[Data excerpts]

(begin)

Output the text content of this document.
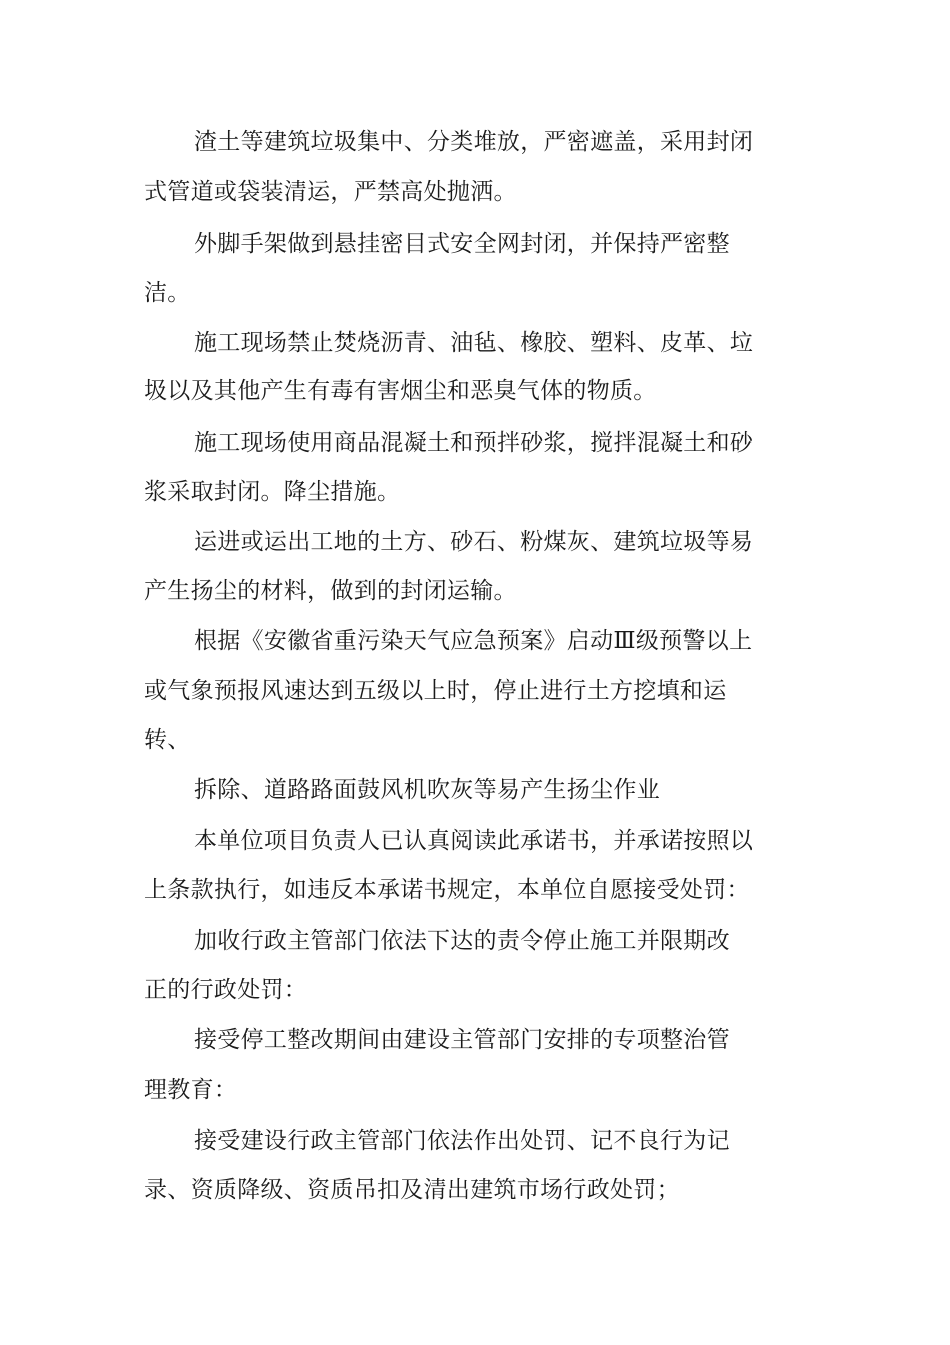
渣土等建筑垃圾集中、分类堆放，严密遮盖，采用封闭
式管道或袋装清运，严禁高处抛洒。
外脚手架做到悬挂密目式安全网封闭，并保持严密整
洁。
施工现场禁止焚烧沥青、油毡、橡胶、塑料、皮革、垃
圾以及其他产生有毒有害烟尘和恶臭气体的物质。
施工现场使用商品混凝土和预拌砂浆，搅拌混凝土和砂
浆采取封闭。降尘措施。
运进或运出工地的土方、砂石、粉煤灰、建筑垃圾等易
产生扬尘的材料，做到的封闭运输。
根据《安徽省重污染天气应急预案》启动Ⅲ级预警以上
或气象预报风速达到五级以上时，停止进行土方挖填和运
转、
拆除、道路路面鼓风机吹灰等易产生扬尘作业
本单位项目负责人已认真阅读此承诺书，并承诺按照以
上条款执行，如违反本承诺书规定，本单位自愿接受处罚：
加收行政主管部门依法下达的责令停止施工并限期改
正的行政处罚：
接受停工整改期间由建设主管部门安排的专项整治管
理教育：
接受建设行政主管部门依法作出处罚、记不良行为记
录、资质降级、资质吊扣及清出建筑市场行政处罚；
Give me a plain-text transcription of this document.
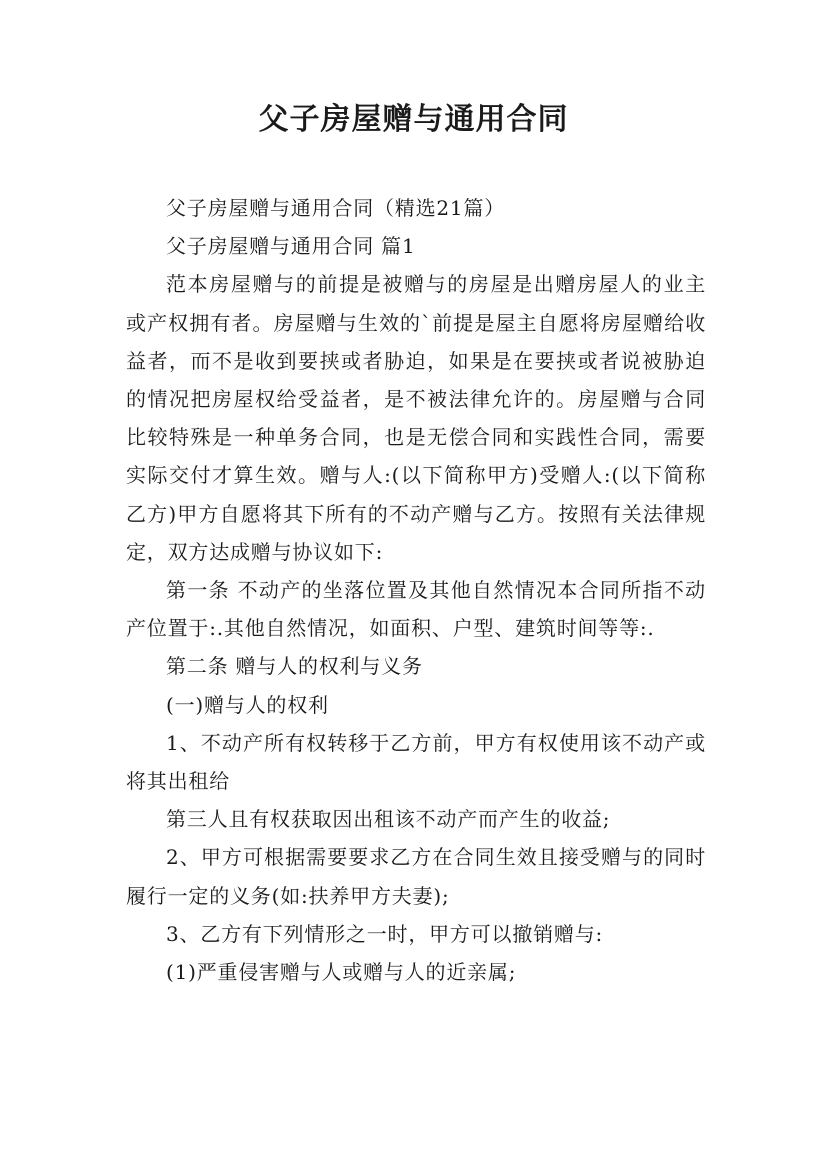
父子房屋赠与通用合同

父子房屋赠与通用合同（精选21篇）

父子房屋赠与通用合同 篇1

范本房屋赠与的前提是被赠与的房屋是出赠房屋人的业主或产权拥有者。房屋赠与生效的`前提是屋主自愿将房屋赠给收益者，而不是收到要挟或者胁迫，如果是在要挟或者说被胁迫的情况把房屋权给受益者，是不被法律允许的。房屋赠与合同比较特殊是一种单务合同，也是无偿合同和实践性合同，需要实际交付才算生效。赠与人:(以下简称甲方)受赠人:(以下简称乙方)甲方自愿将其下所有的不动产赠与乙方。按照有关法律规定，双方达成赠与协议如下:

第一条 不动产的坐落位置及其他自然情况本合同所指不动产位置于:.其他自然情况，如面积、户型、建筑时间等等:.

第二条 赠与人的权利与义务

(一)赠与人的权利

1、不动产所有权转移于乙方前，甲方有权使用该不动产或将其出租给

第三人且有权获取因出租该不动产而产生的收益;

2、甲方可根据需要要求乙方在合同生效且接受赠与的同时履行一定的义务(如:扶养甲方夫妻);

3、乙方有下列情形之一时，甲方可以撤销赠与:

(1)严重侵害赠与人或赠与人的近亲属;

(end)

Written problem
Copy out every line of the material above exactly, skipping the pictures.

Answer to this problem
Output the text content of this document.
渣土等建筑垃圾集中、分类堆放，严密遮盖，采用封闭
式管道或袋装清运，严禁高处抛洒。
外脚手架做到悬挂密目式安全网封闭，并保持严密整
洁。
施工现场禁止焚烧沥青、油毡、橡胶、塑料、皮革、垃
圾以及其他产生有毒有害烟尘和恶臭气体的物质。
施工现场使用商品混凝土和预拌砂浆，搅拌混凝土和砂
浆采取封闭。降尘措施。
运进或运出工地的土方、砂石、粉煤灰、建筑垃圾等易
产生扬尘的材料，做到的封闭运输。
根据《安徽省重污染天气应急预案》启动Ⅲ级预警以上
或气象预报风速达到五级以上时，停止进行土方挖填和运
转、
拆除、道路路面鼓风机吹灰等易产生扬尘作业
本单位项目负责人已认真阅读此承诺书，并承诺按照以
上条款执行，如违反本承诺书规定，本单位自愿接受处罚：
加收行政主管部门依法下达的责令停止施工并限期改
正的行政处罚：
接受停工整改期间由建设主管部门安排的专项整治管
理教育：
接受建设行政主管部门依法作出处罚、记不良行为记
录、资质降级、资质吊扣及清出建筑市场行政处罚；
Give me a plain-text transcription of this document.
父子房屋赠与通用合同

父子房屋赠与通用合同（精选21篇）

父子房屋赠与通用合同 篇1

范本房屋赠与的前提是被赠与的房屋是出赠房屋人的业主或产权拥有者。房屋赠与生效的`前提是屋主自愿将房屋赠给收益者，而不是收到要挟或者胁迫，如果是在要挟或者说被胁迫的情况把房屋权给受益者，是不被法律允许的。房屋赠与合同比较特殊是一种单务合同，也是无偿合同和实践性合同，需要实际交付才算生效。赠与人:(以下简称甲方)受赠人:(以下简称乙方)甲方自愿将其下所有的不动产赠与乙方。按照有关法律规定，双方达成赠与协议如下:

第一条 不动产的坐落位置及其他自然情况本合同所指不动产位置于:.其他自然情况，如面积、户型、建筑时间等等:.

第二条 赠与人的权利与义务

(一)赠与人的权利

1、不动产所有权转移于乙方前，甲方有权使用该不动产或将其出租给

第三人且有权获取因出租该不动产而产生的收益;

2、甲方可根据需要要求乙方在合同生效且接受赠与的同时履行一定的义务(如:扶养甲方夫妻);

3、乙方有下列情形之一时，甲方可以撤销赠与:

(1)严重侵害赠与人或赠与人的近亲属;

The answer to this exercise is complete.